++++ Available records

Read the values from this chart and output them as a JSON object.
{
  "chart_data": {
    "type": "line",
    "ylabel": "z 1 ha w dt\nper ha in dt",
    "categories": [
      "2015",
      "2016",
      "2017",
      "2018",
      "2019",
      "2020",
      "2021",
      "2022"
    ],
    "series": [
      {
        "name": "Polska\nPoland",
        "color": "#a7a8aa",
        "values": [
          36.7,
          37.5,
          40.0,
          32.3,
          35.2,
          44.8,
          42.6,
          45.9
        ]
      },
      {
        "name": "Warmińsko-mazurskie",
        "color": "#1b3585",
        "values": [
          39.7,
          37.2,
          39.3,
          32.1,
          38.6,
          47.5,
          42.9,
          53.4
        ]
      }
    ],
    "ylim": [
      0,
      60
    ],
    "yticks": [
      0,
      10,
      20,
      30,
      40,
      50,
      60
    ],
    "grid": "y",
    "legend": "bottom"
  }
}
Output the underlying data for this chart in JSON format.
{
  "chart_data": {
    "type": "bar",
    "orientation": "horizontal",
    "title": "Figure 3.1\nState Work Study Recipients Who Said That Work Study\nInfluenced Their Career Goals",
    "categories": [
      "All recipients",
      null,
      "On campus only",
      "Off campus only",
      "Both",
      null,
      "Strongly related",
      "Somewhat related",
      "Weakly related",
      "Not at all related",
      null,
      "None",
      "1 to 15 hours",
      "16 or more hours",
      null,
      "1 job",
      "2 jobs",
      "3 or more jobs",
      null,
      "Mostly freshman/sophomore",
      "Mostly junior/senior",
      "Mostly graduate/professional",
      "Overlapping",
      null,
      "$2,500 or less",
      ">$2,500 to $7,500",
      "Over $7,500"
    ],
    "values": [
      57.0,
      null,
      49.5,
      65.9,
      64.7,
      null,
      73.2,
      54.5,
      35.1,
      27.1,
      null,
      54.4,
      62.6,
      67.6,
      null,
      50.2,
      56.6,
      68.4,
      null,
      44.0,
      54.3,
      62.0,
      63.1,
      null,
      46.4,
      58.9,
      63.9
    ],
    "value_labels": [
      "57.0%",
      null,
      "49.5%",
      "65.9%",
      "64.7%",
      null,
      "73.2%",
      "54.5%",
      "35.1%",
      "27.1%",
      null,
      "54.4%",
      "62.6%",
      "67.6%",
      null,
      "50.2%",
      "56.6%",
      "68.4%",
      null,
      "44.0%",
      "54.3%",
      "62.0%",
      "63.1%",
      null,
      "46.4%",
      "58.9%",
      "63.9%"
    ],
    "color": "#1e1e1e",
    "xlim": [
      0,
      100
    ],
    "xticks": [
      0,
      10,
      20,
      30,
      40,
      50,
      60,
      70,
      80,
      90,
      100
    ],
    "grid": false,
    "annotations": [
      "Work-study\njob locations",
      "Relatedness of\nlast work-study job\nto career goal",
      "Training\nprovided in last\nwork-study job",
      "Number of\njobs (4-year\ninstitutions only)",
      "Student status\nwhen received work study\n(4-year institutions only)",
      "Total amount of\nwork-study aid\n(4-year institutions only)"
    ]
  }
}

++++++++

__Goal of the exercise__:
Take the entries above and transcribe them in full.

__The answer__:
Read the values from this chart and output them as a JSON object.
{
  "chart_data": {
    "type": "line",
    "ylabel": "z 1 ha w dt\nper ha in dt",
    "categories": [
      "2015",
      "2016",
      "2017",
      "2018",
      "2019",
      "2020",
      "2021",
      "2022"
    ],
    "series": [
      {
        "name": "Polska\nPoland",
        "color": "#a7a8aa",
        "values": [
          36.7,
          37.5,
          40.0,
          32.3,
          35.2,
          44.8,
          42.6,
          45.9
        ]
      },
      {
        "name": "Warmińsko-mazurskie",
        "color": "#1b3585",
        "values": [
          39.7,
          37.2,
          39.3,
          32.1,
          38.6,
          47.5,
          42.9,
          53.4
        ]
      }
    ],
    "ylim": [
      0,
      60
    ],
    "yticks": [
      0,
      10,
      20,
      30,
      40,
      50,
      60
    ],
    "grid": "y",
    "legend": "bottom"
  }
}
Output the underlying data for this chart in JSON format.
{
  "chart_data": {
    "type": "bar",
    "orientation": "horizontal",
    "title": "Figure 3.1\nState Work Study Recipients Who Said That Work Study\nInfluenced Their Career Goals",
    "categories": [
      "All recipients",
      null,
      "On campus only",
      "Off campus only",
      "Both",
      null,
      "Strongly related",
      "Somewhat related",
      "Weakly related",
      "Not at all related",
      null,
      "None",
      "1 to 15 hours",
      "16 or more hours",
      null,
      "1 job",
      "2 jobs",
      "3 or more jobs",
      null,
      "Mostly freshman/sophomore",
      "Mostly junior/senior",
      "Mostly graduate/professional",
      "Overlapping",
      null,
      "$2,500 or less",
      ">$2,500 to $7,500",
      "Over $7,500"
    ],
    "values": [
      57.0,
      null,
      49.5,
      65.9,
      64.7,
      null,
      73.2,
      54.5,
      35.1,
      27.1,
      null,
      54.4,
      62.6,
      67.6,
      null,
      50.2,
      56.6,
      68.4,
      null,
      44.0,
      54.3,
      62.0,
      63.1,
      null,
      46.4,
      58.9,
      63.9
    ],
    "value_labels": [
      "57.0%",
      null,
      "49.5%",
      "65.9%",
      "64.7%",
      null,
      "73.2%",
      "54.5%",
      "35.1%",
      "27.1%",
      null,
      "54.4%",
      "62.6%",
      "67.6%",
      null,
      "50.2%",
      "56.6%",
      "68.4%",
      null,
      "44.0%",
      "54.3%",
      "62.0%",
      "63.1%",
      null,
      "46.4%",
      "58.9%",
      "63.9%"
    ],
    "color": "#1e1e1e",
    "xlim": [
      0,
      100
    ],
    "xticks": [
      0,
      10,
      20,
      30,
      40,
      50,
      60,
      70,
      80,
      90,
      100
    ],
    "grid": false,
    "annotations": [
      "Work-study\njob locations",
      "Relatedness of\nlast work-study job\nto career goal",
      "Training\nprovided in last\nwork-study job",
      "Number of\njobs (4-year\ninstitutions only)",
      "Student status\nwhen received work study\n(4-year institutions only)",
      "Total amount of\nwork-study aid\n(4-year institutions only)"
    ]
  }
}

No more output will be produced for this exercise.